_Listed records_.
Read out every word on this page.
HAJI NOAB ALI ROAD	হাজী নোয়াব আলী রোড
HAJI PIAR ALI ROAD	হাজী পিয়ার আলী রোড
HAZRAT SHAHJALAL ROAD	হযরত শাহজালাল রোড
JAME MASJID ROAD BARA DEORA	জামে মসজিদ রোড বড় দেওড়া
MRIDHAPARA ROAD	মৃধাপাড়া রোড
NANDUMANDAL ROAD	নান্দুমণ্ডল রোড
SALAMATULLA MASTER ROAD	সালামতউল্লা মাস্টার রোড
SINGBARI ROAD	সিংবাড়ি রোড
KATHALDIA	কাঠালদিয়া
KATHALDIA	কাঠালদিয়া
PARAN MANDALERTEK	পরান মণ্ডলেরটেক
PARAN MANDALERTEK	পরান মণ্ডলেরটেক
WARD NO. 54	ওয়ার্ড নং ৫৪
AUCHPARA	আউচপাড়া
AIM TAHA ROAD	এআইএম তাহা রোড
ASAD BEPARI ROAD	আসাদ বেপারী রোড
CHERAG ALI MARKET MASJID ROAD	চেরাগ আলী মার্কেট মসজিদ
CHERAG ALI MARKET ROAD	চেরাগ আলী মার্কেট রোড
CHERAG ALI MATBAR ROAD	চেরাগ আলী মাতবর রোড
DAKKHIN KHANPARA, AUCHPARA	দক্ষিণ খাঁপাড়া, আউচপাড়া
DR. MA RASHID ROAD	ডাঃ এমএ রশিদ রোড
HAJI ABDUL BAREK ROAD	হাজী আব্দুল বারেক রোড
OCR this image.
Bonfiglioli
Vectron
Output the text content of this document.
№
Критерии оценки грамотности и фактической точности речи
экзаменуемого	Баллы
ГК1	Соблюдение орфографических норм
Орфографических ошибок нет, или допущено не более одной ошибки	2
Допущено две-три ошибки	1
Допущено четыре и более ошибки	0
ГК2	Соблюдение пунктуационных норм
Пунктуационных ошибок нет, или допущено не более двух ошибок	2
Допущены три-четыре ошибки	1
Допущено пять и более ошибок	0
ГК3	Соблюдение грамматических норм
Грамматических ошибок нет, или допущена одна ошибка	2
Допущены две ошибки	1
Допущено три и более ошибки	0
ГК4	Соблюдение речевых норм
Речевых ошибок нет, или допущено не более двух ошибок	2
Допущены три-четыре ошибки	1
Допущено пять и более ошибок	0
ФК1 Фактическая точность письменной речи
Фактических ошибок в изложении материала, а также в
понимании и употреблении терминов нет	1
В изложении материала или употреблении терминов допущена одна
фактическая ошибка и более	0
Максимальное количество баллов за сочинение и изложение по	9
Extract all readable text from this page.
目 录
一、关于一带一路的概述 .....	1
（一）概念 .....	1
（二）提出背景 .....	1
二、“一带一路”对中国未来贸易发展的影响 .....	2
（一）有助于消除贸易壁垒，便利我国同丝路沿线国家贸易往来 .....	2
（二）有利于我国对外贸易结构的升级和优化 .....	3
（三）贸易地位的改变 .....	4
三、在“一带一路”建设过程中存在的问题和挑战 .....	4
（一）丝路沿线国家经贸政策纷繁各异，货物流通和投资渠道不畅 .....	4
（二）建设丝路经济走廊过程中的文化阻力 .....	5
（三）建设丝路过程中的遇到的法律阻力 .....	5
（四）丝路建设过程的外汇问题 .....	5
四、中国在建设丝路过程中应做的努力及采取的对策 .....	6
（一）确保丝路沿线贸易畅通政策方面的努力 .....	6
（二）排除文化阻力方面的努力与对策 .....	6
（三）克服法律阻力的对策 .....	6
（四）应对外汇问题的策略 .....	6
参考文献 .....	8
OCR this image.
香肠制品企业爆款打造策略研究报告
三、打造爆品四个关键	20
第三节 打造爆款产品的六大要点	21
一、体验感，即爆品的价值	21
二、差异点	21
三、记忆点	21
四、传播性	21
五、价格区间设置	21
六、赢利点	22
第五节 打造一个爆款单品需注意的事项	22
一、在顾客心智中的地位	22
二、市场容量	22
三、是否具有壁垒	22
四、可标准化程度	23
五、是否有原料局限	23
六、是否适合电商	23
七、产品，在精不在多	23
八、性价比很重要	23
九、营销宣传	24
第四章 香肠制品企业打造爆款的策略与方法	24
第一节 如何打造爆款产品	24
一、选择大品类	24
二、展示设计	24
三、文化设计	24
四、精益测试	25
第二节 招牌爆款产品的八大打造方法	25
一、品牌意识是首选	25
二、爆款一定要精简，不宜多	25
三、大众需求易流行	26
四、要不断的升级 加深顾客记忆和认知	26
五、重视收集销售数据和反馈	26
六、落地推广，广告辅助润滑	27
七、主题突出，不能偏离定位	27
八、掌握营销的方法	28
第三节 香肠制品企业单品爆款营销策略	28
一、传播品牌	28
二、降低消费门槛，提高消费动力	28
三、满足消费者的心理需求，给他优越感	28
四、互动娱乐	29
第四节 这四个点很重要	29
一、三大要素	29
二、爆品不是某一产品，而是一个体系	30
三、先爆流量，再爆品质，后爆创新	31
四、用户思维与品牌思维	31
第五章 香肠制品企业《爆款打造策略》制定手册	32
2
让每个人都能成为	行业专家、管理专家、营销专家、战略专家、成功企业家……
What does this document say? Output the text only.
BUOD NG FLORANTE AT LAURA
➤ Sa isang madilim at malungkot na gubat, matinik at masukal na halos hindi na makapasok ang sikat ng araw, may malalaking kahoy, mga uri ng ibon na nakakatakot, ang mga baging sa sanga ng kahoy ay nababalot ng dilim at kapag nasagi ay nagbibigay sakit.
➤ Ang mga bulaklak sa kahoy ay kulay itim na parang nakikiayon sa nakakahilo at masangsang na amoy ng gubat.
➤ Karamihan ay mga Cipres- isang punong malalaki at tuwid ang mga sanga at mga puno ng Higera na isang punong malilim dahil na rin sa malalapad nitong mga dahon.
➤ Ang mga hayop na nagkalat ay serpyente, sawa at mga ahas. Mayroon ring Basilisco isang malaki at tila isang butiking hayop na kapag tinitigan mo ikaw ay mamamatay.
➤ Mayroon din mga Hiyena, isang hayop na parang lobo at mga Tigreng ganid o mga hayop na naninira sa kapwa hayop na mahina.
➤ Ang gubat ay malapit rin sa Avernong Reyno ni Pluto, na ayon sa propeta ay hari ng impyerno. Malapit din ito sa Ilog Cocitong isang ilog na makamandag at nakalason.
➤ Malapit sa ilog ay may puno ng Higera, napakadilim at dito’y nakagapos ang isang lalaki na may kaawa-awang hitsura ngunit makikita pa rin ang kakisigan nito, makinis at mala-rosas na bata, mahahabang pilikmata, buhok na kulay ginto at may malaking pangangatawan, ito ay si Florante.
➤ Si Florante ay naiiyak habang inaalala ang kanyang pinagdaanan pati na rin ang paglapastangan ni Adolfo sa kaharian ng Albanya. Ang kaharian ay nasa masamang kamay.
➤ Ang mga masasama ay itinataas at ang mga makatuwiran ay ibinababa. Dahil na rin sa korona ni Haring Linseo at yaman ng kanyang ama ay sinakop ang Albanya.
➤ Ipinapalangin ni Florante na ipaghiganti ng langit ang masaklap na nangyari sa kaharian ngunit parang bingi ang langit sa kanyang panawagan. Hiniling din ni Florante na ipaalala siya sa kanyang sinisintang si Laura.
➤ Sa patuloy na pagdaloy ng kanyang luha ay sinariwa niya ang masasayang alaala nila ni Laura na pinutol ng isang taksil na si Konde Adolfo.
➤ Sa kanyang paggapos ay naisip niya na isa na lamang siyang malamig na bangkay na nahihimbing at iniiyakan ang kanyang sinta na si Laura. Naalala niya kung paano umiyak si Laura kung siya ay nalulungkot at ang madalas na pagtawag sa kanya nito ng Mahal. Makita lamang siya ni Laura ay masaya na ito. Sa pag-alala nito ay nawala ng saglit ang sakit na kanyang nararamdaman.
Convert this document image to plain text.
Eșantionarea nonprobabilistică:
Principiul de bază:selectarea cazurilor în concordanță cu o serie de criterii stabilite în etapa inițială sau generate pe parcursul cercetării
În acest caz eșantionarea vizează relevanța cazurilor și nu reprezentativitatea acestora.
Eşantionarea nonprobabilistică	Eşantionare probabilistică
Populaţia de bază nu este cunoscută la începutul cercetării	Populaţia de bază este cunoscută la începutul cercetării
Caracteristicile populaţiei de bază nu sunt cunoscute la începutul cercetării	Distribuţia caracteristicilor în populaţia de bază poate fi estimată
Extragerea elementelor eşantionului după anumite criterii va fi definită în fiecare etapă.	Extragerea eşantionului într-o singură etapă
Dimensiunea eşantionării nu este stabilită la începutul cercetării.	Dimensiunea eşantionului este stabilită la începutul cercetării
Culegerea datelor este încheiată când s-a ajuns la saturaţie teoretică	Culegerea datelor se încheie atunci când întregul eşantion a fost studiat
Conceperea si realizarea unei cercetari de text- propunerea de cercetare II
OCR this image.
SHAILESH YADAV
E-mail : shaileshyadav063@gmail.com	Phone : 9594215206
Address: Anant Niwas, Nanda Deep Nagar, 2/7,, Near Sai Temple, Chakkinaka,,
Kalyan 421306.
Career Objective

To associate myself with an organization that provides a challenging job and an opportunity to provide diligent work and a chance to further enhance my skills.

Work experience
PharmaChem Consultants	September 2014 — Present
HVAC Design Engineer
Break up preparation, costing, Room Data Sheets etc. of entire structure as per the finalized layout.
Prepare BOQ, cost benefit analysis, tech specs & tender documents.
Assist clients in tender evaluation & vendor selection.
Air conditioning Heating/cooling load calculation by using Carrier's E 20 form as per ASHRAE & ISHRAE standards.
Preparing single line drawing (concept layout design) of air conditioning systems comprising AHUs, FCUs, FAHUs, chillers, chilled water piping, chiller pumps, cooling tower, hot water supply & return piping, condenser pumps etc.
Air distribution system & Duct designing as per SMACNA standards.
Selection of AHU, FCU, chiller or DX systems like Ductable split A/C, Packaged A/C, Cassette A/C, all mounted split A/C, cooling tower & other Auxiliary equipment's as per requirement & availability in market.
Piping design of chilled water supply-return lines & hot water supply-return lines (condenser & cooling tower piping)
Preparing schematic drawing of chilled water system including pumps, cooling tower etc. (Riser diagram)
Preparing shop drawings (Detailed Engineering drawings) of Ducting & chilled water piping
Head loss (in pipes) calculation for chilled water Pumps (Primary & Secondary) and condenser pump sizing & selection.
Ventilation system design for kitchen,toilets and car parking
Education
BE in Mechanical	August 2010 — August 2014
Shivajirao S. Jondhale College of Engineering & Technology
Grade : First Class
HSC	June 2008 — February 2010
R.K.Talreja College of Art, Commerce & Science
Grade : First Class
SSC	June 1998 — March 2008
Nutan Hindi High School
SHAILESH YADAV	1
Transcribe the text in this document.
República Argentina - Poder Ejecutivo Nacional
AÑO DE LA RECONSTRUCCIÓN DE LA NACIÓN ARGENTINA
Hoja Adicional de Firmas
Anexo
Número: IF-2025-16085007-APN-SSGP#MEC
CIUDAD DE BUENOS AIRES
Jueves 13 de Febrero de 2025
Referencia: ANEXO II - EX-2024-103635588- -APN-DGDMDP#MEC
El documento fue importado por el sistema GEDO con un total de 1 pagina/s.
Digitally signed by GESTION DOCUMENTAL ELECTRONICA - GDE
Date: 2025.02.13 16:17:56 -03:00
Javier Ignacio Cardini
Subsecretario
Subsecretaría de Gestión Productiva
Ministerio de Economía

_Work instructions_. Pick out the lines above containing the word "речи", then copy them.

_Output for this exercise_.
Критерии оценки грамотности и фактической точности речи
ФК1 Фактическая точность письменной речи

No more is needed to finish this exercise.